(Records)
= = = = = = =

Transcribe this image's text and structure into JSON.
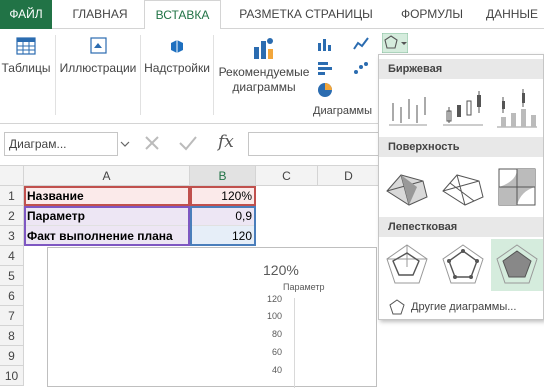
{
  "tabs": [
    "ФАЙЛ",
    "ГЛАВНАЯ",
    "ВСТАВКА",
    "РАЗМЕТКА СТРАНИЦЫ",
    "ФОРМУЛЫ",
    "ДАННЫЕ"
  ],
  "ribbon": {
    "tables": "Таблицы",
    "illustrations": "Иллюстрации",
    "addins": "Надстройки",
    "recommended1": "Рекомендуемые",
    "recommended2": "диаграммы",
    "charts_group": "Диаграммы"
  },
  "formula_bar": {
    "name_box": "Диаграм...",
    "fx": "fx"
  },
  "columns": [
    "A",
    "B",
    "C",
    "D"
  ],
  "rows": [
    "1",
    "2",
    "3",
    "4",
    "5",
    "6",
    "7",
    "8",
    "9",
    "10"
  ],
  "cells": [
    {
      "label": "Название",
      "value": "120%"
    },
    {
      "label": "Параметр",
      "value": "0,9"
    },
    {
      "label": "Факт выполнение плана",
      "value": "120"
    }
  ],
  "chart": {
    "title": "120%",
    "series_label": "Параметр",
    "y_ticks": [
      "120",
      "100",
      "80",
      "60",
      "40"
    ]
  },
  "dropdown": {
    "stock": "Биржевая",
    "surface": "Поверхность",
    "radar": "Лепестковая",
    "more": "Другие диаграммы..."
  },
  "colors": {
    "accent": "#217346",
    "selection": "#d5ecdd"
  }
}
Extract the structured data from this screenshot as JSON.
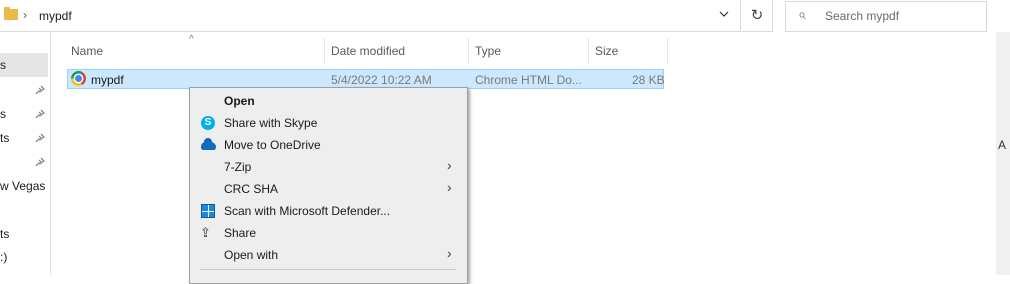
{
  "address_bar": {
    "crumb": "mypdf",
    "separator": "›",
    "dropdown_icon": "chevron-down-icon",
    "refresh_glyph": "↻"
  },
  "search": {
    "placeholder": "Search mypdf",
    "icon": "⌕"
  },
  "nav": {
    "items": [
      {
        "label": "s",
        "pinned": false,
        "selected": true
      },
      {
        "label": "s",
        "pinned": true
      },
      {
        "label": "ts",
        "pinned": true
      },
      {
        "label": "",
        "pinned": true
      },
      {
        "label": "w Vegas",
        "pinned": false
      },
      {
        "label": "ts",
        "pinned": false
      },
      {
        "label": ":)",
        "pinned": false
      }
    ],
    "pin_glyph": "📌"
  },
  "columns": {
    "name": "Name",
    "date": "Date modified",
    "type": "Type",
    "size": "Size",
    "sort_caret": "^"
  },
  "file": {
    "name": "mypdf",
    "date": "5/4/2022 10:22 AM",
    "type": "Chrome HTML Do...",
    "size": "28 KB"
  },
  "context_menu": {
    "items": [
      {
        "label": "Open",
        "bold": true
      },
      {
        "label": "Share with Skype",
        "icon": "skype-icon",
        "icon_text": "S"
      },
      {
        "label": "Move to OneDrive",
        "icon": "onedrive-icon"
      },
      {
        "label": "7-Zip",
        "submenu": true
      },
      {
        "label": "CRC SHA",
        "submenu": true
      },
      {
        "label": "Scan with Microsoft Defender...",
        "icon": "defender-icon"
      },
      {
        "label": "Share",
        "icon": "share-icon",
        "icon_text": "⇪"
      },
      {
        "label": "Open with",
        "submenu": true
      }
    ],
    "submenu_arrow": "›"
  },
  "right_pane_edge_text": "A"
}
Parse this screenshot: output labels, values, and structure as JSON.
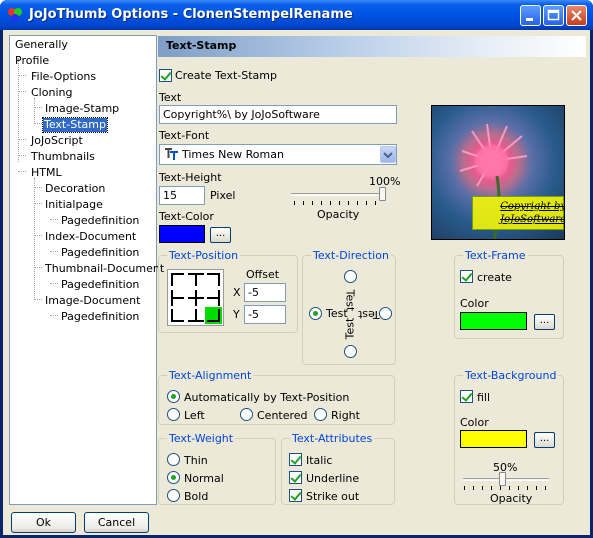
{
  "window": {
    "title": "JoJoThumb Options - ClonenStempelRename"
  },
  "tree": {
    "items": [
      {
        "label": "Generally"
      },
      {
        "label": "Profile"
      },
      {
        "label": "File-Options"
      },
      {
        "label": "Cloning"
      },
      {
        "label": "Image-Stamp"
      },
      {
        "label": "Text-Stamp"
      },
      {
        "label": "JoJoScript"
      },
      {
        "label": "Thumbnails"
      },
      {
        "label": "HTML"
      },
      {
        "label": "Decoration"
      },
      {
        "label": "Initialpage"
      },
      {
        "label": "Pagedefinition"
      },
      {
        "label": "Index-Document"
      },
      {
        "label": "Pagedefinition"
      },
      {
        "label": "Thumbnail-Document"
      },
      {
        "label": "Pagedefinition"
      },
      {
        "label": "Image-Document"
      },
      {
        "label": "Pagedefinition"
      }
    ],
    "selected": "Text-Stamp"
  },
  "footer": {
    "ok": "Ok",
    "cancel": "Cancel"
  },
  "section": {
    "title": "Text-Stamp"
  },
  "stamp": {
    "create_label": "Create Text-Stamp",
    "create_checked": true,
    "text_label": "Text",
    "text_value": "Copyright%\\ by JoJoSoftware",
    "font_label": "Text-Font",
    "font_value": "Times New Roman",
    "font_icon": "truetype-font-icon",
    "height_label": "Text-Height",
    "height_value": "15",
    "height_unit": "Pixel",
    "opacity_pct": "100%",
    "opacity_label": "Opacity",
    "color_label": "Text-Color",
    "color_value": "#0000ff",
    "ellipsis": "..."
  },
  "position": {
    "title": "Text-Position",
    "offset_label": "Offset",
    "x_label": "X",
    "x_value": "-5",
    "y_label": "Y",
    "y_value": "-5",
    "selected": "bottom-right"
  },
  "direction": {
    "title": "Text-Direction",
    "sample": "Test",
    "selected": "left"
  },
  "frame": {
    "title": "Text-Frame",
    "create_label": "create",
    "create_checked": true,
    "color_label": "Color",
    "color_value": "#00ff00",
    "ellipsis": "..."
  },
  "alignment": {
    "title": "Text-Alignment",
    "auto_label": "Automatically by Text-Position",
    "left_label": "Left",
    "centered_label": "Centered",
    "right_label": "Right",
    "selected": "auto"
  },
  "weight": {
    "title": "Text-Weight",
    "thin_label": "Thin",
    "normal_label": "Normal",
    "bold_label": "Bold",
    "selected": "Normal"
  },
  "attributes": {
    "title": "Text-Attributes",
    "italic_label": "Italic",
    "underline_label": "Underline",
    "strikeout_label": "Strike out",
    "italic": true,
    "underline": true,
    "strikeout": true
  },
  "background": {
    "title": "Text-Background",
    "fill_label": "fill",
    "fill_checked": true,
    "color_label": "Color",
    "color_value": "#ffff00",
    "ellipsis": "...",
    "opacity_pct": "50%",
    "opacity_label": "Opacity"
  },
  "preview": {
    "overlay_text": "Copyright by JoJoSoftware"
  }
}
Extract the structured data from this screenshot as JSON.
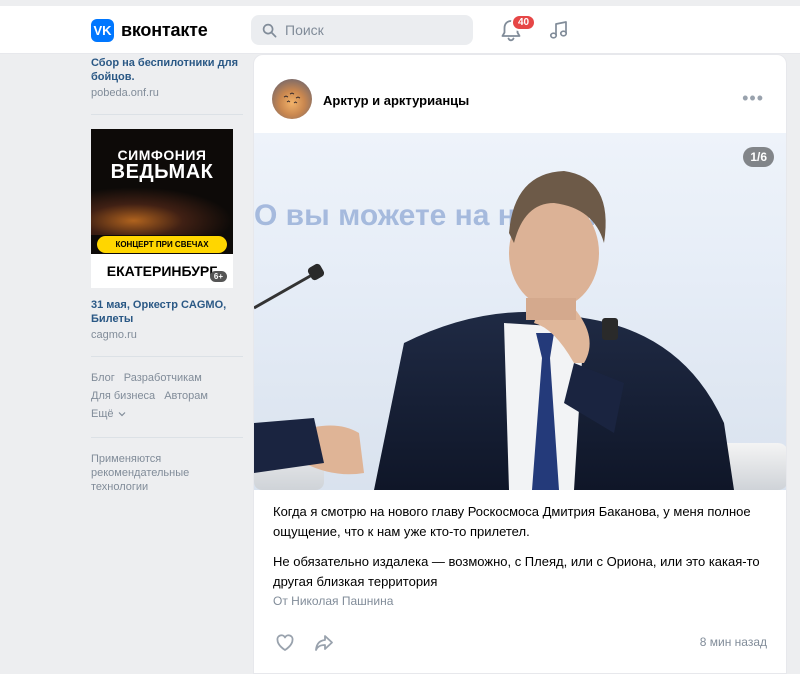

= = = = = = =

## STATED PROBLEM
From the entries above, copy every line containing the word "Copyright".

## ANSWER BELOW
    "text_value": "Copyright%\\ by JoJoSoftware",
    "overlay_text": "Copyright by JoJoSoftware"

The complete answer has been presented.